* _REQUIREMENTS_: Render every entry verbatim.

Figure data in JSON
◇ ◇ ◇ ◇
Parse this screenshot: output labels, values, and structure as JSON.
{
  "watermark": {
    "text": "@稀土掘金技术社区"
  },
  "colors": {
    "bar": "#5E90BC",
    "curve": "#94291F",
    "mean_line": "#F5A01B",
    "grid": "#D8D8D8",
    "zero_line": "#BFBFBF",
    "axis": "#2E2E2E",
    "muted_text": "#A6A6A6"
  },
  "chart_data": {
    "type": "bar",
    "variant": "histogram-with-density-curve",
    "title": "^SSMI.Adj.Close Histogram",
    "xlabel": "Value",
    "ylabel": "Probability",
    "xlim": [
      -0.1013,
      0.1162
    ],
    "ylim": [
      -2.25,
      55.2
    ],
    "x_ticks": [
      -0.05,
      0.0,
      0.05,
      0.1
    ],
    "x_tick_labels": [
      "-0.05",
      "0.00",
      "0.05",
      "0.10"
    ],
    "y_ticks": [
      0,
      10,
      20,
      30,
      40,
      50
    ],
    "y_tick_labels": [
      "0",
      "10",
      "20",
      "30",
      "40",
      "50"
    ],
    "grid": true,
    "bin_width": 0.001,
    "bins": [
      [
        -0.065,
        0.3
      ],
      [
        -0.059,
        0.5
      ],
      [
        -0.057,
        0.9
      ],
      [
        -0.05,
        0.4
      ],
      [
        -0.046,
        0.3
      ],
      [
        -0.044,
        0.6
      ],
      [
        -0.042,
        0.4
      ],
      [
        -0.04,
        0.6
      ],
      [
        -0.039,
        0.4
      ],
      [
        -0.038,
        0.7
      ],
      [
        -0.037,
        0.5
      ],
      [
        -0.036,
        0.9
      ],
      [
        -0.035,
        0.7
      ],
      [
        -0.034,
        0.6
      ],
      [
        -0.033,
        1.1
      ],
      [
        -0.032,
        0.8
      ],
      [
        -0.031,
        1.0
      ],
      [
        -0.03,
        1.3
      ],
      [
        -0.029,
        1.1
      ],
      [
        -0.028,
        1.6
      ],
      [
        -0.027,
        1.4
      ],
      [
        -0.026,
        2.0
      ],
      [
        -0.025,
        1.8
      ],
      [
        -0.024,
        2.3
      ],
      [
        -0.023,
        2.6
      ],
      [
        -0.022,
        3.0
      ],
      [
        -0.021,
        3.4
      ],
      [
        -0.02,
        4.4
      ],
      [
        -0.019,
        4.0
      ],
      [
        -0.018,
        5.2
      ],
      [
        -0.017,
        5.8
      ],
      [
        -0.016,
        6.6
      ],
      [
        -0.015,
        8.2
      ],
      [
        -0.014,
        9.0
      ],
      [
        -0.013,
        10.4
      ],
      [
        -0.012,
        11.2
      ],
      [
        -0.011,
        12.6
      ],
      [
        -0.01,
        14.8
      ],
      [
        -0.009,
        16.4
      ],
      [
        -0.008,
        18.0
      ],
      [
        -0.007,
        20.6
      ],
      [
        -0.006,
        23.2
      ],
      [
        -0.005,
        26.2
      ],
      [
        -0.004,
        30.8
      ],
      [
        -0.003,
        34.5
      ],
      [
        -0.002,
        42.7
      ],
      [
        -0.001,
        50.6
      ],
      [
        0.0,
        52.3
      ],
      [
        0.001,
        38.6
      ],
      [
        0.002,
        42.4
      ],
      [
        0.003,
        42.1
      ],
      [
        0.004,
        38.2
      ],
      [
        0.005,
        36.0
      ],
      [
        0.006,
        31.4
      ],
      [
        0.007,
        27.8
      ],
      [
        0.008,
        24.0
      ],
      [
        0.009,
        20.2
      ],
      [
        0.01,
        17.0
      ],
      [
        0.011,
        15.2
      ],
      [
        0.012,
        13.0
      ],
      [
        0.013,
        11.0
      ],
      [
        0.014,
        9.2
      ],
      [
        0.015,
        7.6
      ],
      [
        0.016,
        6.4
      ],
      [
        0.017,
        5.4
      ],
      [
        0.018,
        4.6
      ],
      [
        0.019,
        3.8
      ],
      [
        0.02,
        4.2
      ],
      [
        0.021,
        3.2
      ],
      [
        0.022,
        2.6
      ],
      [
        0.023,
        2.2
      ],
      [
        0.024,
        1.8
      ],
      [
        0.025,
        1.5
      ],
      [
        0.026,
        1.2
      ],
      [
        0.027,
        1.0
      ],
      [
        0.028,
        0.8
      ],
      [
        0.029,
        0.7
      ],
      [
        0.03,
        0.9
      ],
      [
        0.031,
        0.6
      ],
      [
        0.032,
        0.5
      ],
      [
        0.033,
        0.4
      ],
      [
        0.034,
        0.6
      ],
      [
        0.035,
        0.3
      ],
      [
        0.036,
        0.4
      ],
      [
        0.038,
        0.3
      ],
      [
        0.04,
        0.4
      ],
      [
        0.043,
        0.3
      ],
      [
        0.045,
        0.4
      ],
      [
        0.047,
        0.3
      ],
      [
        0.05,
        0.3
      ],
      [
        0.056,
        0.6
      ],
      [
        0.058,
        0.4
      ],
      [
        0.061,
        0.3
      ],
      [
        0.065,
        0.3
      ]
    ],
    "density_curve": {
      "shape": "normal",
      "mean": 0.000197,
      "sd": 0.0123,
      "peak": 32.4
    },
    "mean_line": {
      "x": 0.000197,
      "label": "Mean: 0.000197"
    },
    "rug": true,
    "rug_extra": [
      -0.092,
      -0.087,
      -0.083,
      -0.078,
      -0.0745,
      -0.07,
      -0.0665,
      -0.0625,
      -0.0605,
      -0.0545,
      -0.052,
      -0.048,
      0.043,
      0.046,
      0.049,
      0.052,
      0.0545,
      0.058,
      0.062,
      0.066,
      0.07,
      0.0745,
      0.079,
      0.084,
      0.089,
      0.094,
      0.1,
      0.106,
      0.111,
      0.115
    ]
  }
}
◇ ◇ ◇ ◇
* _TASK RESULT_:
Parse this screenshot: output labels, values, and structure as JSON.
{
  "watermark": {
    "text": "@稀土掘金技术社区"
  },
  "colors": {
    "bar": "#5E90BC",
    "curve": "#94291F",
    "mean_line": "#F5A01B",
    "grid": "#D8D8D8",
    "zero_line": "#BFBFBF",
    "axis": "#2E2E2E",
    "muted_text": "#A6A6A6"
  },
  "chart_data": {
    "type": "bar",
    "variant": "histogram-with-density-curve",
    "title": "^SSMI.Adj.Close Histogram",
    "xlabel": "Value",
    "ylabel": "Probability",
    "xlim": [
      -0.1013,
      0.1162
    ],
    "ylim": [
      -2.25,
      55.2
    ],
    "x_ticks": [
      -0.05,
      0.0,
      0.05,
      0.1
    ],
    "x_tick_labels": [
      "-0.05",
      "0.00",
      "0.05",
      "0.10"
    ],
    "y_ticks": [
      0,
      10,
      20,
      30,
      40,
      50
    ],
    "y_tick_labels": [
      "0",
      "10",
      "20",
      "30",
      "40",
      "50"
    ],
    "grid": true,
    "bin_width": 0.001,
    "bins": [
      [
        -0.065,
        0.3
      ],
      [
        -0.059,
        0.5
      ],
      [
        -0.057,
        0.9
      ],
      [
        -0.05,
        0.4
      ],
      [
        -0.046,
        0.3
      ],
      [
        -0.044,
        0.6
      ],
      [
        -0.042,
        0.4
      ],
      [
        -0.04,
        0.6
      ],
      [
        -0.039,
        0.4
      ],
      [
        -0.038,
        0.7
      ],
      [
        -0.037,
        0.5
      ],
      [
        -0.036,
        0.9
      ],
      [
        -0.035,
        0.7
      ],
      [
        -0.034,
        0.6
      ],
      [
        -0.033,
        1.1
      ],
      [
        -0.032,
        0.8
      ],
      [
        -0.031,
        1.0
      ],
      [
        -0.03,
        1.3
      ],
      [
        -0.029,
        1.1
      ],
      [
        -0.028,
        1.6
      ],
      [
        -0.027,
        1.4
      ],
      [
        -0.026,
        2.0
      ],
      [
        -0.025,
        1.8
      ],
      [
        -0.024,
        2.3
      ],
      [
        -0.023,
        2.6
      ],
      [
        -0.022,
        3.0
      ],
      [
        -0.021,
        3.4
      ],
      [
        -0.02,
        4.4
      ],
      [
        -0.019,
        4.0
      ],
      [
        -0.018,
        5.2
      ],
      [
        -0.017,
        5.8
      ],
      [
        -0.016,
        6.6
      ],
      [
        -0.015,
        8.2
      ],
      [
        -0.014,
        9.0
      ],
      [
        -0.013,
        10.4
      ],
      [
        -0.012,
        11.2
      ],
      [
        -0.011,
        12.6
      ],
      [
        -0.01,
        14.8
      ],
      [
        -0.009,
        16.4
      ],
      [
        -0.008,
        18.0
      ],
      [
        -0.007,
        20.6
      ],
      [
        -0.006,
        23.2
      ],
      [
        -0.005,
        26.2
      ],
      [
        -0.004,
        30.8
      ],
      [
        -0.003,
        34.5
      ],
      [
        -0.002,
        42.7
      ],
      [
        -0.001,
        50.6
      ],
      [
        0.0,
        52.3
      ],
      [
        0.001,
        38.6
      ],
      [
        0.002,
        42.4
      ],
      [
        0.003,
        42.1
      ],
      [
        0.004,
        38.2
      ],
      [
        0.005,
        36.0
      ],
      [
        0.006,
        31.4
      ],
      [
        0.007,
        27.8
      ],
      [
        0.008,
        24.0
      ],
      [
        0.009,
        20.2
      ],
      [
        0.01,
        17.0
      ],
      [
        0.011,
        15.2
      ],
      [
        0.012,
        13.0
      ],
      [
        0.013,
        11.0
      ],
      [
        0.014,
        9.2
      ],
      [
        0.015,
        7.6
      ],
      [
        0.016,
        6.4
      ],
      [
        0.017,
        5.4
      ],
      [
        0.018,
        4.6
      ],
      [
        0.019,
        3.8
      ],
      [
        0.02,
        4.2
      ],
      [
        0.021,
        3.2
      ],
      [
        0.022,
        2.6
      ],
      [
        0.023,
        2.2
      ],
      [
        0.024,
        1.8
      ],
      [
        0.025,
        1.5
      ],
      [
        0.026,
        1.2
      ],
      [
        0.027,
        1.0
      ],
      [
        0.028,
        0.8
      ],
      [
        0.029,
        0.7
      ],
      [
        0.03,
        0.9
      ],
      [
        0.031,
        0.6
      ],
      [
        0.032,
        0.5
      ],
      [
        0.033,
        0.4
      ],
      [
        0.034,
        0.6
      ],
      [
        0.035,
        0.3
      ],
      [
        0.036,
        0.4
      ],
      [
        0.038,
        0.3
      ],
      [
        0.04,
        0.4
      ],
      [
        0.043,
        0.3
      ],
      [
        0.045,
        0.4
      ],
      [
        0.047,
        0.3
      ],
      [
        0.05,
        0.3
      ],
      [
        0.056,
        0.6
      ],
      [
        0.058,
        0.4
      ],
      [
        0.061,
        0.3
      ],
      [
        0.065,
        0.3
      ]
    ],
    "density_curve": {
      "shape": "normal",
      "mean": 0.000197,
      "sd": 0.0123,
      "peak": 32.4
    },
    "mean_line": {
      "x": 0.000197,
      "label": "Mean: 0.000197"
    },
    "rug": true,
    "rug_extra": [
      -0.092,
      -0.087,
      -0.083,
      -0.078,
      -0.0745,
      -0.07,
      -0.0665,
      -0.0625,
      -0.0605,
      -0.0545,
      -0.052,
      -0.048,
      0.043,
      0.046,
      0.049,
      0.052,
      0.0545,
      0.058,
      0.062,
      0.066,
      0.07,
      0.0745,
      0.079,
      0.084,
      0.089,
      0.094,
      0.1,
      0.106,
      0.111,
      0.115
    ]
  }
}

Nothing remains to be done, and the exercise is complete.